_DO THIS_
Repeat, line for line, the entries printed below.

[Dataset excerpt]
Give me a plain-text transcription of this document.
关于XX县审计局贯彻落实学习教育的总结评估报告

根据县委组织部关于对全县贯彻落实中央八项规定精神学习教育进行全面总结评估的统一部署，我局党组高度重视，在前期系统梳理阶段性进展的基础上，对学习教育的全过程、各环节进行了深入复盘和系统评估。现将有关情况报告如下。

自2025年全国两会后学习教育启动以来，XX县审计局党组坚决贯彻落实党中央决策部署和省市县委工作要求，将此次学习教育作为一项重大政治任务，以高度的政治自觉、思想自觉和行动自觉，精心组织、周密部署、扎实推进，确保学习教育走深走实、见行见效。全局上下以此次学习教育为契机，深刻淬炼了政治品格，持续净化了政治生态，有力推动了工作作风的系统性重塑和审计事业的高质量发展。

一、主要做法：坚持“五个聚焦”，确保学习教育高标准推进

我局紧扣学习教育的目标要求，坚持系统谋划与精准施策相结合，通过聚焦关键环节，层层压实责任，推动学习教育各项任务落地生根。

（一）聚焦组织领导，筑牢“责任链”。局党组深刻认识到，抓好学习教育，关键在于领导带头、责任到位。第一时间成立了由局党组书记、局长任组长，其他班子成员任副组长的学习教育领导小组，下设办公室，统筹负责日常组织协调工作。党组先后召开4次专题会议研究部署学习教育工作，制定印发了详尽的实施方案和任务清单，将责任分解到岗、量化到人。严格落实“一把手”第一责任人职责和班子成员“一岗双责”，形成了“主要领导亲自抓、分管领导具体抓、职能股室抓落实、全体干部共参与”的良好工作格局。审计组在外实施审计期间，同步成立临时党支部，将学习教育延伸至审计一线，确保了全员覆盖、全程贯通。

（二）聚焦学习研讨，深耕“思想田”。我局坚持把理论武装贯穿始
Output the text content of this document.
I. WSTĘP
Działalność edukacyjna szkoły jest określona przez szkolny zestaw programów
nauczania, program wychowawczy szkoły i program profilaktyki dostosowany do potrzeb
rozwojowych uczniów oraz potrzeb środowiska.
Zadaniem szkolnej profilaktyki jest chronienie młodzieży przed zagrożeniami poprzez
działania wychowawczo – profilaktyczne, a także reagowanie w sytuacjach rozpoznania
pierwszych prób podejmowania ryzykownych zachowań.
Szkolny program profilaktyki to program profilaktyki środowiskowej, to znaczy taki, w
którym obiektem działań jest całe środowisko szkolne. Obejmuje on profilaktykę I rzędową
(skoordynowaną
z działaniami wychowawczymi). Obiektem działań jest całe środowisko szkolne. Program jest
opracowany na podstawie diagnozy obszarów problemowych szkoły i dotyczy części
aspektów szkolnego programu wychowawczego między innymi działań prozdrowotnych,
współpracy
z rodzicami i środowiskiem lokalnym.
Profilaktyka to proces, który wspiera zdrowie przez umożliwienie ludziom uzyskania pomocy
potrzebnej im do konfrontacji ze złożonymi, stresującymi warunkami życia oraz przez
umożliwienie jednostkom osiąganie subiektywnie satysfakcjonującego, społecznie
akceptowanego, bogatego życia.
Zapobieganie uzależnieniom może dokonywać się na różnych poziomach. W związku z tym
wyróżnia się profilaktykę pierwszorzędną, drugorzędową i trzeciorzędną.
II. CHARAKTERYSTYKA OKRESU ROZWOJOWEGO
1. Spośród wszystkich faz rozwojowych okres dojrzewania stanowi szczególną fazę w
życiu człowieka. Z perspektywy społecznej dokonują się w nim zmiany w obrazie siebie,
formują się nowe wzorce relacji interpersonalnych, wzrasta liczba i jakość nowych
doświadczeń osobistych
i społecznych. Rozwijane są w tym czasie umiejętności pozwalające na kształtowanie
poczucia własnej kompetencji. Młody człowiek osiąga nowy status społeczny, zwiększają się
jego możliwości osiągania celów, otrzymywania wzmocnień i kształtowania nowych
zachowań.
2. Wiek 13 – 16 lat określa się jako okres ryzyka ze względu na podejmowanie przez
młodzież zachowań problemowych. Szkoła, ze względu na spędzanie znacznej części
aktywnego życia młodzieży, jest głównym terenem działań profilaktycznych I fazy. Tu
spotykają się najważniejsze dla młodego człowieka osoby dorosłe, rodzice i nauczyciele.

_CORRECT ANSWER_
Give me a plain-text transcription of this document.
关于XX县审计局贯彻落实学习教育的总结评估报告

根据县委组织部关于对全县贯彻落实中央八项规定精神学习教育进行全面总结评估的统一部署，我局党组高度重视，在前期系统梳理阶段性进展的基础上，对学习教育的全过程、各环节进行了深入复盘和系统评估。现将有关情况报告如下。

自2025年全国两会后学习教育启动以来，XX县审计局党组坚决贯彻落实党中央决策部署和省市县委工作要求，将此次学习教育作为一项重大政治任务，以高度的政治自觉、思想自觉和行动自觉，精心组织、周密部署、扎实推进，确保学习教育走深走实、见行见效。全局上下以此次学习教育为契机，深刻淬炼了政治品格，持续净化了政治生态，有力推动了工作作风的系统性重塑和审计事业的高质量发展。

一、主要做法：坚持“五个聚焦”，确保学习教育高标准推进

我局紧扣学习教育的目标要求，坚持系统谋划与精准施策相结合，通过聚焦关键环节，层层压实责任，推动学习教育各项任务落地生根。

（一）聚焦组织领导，筑牢“责任链”。局党组深刻认识到，抓好学习教育，关键在于领导带头、责任到位。第一时间成立了由局党组书记、局长任组长，其他班子成员任副组长的学习教育领导小组，下设办公室，统筹负责日常组织协调工作。党组先后召开4次专题会议研究部署学习教育工作，制定印发了详尽的实施方案和任务清单，将责任分解到岗、量化到人。严格落实“一把手”第一责任人职责和班子成员“一岗双责”，形成了“主要领导亲自抓、分管领导具体抓、职能股室抓落实、全体干部共参与”的良好工作格局。审计组在外实施审计期间，同步成立临时党支部，将学习教育延伸至审计一线，确保了全员覆盖、全程贯通。

（二）聚焦学习研讨，深耕“思想田”。我局坚持把理论武装贯穿始
Output the text content of this document.
I. WSTĘP
Działalność edukacyjna szkoły jest określona przez szkolny zestaw programów
nauczania, program wychowawczy szkoły i program profilaktyki dostosowany do potrzeb
rozwojowych uczniów oraz potrzeb środowiska.
Zadaniem szkolnej profilaktyki jest chronienie młodzieży przed zagrożeniami poprzez
działania wychowawczo – profilaktyczne, a także reagowanie w sytuacjach rozpoznania
pierwszych prób podejmowania ryzykownych zachowań.
Szkolny program profilaktyki to program profilaktyki środowiskowej, to znaczy taki, w
którym obiektem działań jest całe środowisko szkolne. Obejmuje on profilaktykę I rzędową
(skoordynowaną
z działaniami wychowawczymi). Obiektem działań jest całe środowisko szkolne. Program jest
opracowany na podstawie diagnozy obszarów problemowych szkoły i dotyczy części
aspektów szkolnego programu wychowawczego między innymi działań prozdrowotnych,
współpracy
z rodzicami i środowiskiem lokalnym.
Profilaktyka to proces, który wspiera zdrowie przez umożliwienie ludziom uzyskania pomocy
potrzebnej im do konfrontacji ze złożonymi, stresującymi warunkami życia oraz przez
umożliwienie jednostkom osiąganie subiektywnie satysfakcjonującego, społecznie
akceptowanego, bogatego życia.
Zapobieganie uzależnieniom może dokonywać się na różnych poziomach. W związku z tym
wyróżnia się profilaktykę pierwszorzędną, drugorzędową i trzeciorzędną.
II. CHARAKTERYSTYKA OKRESU ROZWOJOWEGO
1. Spośród wszystkich faz rozwojowych okres dojrzewania stanowi szczególną fazę w
życiu człowieka. Z perspektywy społecznej dokonują się w nim zmiany w obrazie siebie,
formują się nowe wzorce relacji interpersonalnych, wzrasta liczba i jakość nowych
doświadczeń osobistych
i społecznych. Rozwijane są w tym czasie umiejętności pozwalające na kształtowanie
poczucia własnej kompetencji. Młody człowiek osiąga nowy status społeczny, zwiększają się
jego możliwości osiągania celów, otrzymywania wzmocnień i kształtowania nowych
zachowań.
2. Wiek 13 – 16 lat określa się jako okres ryzyka ze względu na podejmowanie przez
młodzież zachowań problemowych. Szkoła, ze względu na spędzanie znacznej części
aktywnego życia młodzieży, jest głównym terenem działań profilaktycznych I fazy. Tu
spotykają się najważniejsze dla młodego człowieka osoby dorosłe, rodzice i nauczyciele.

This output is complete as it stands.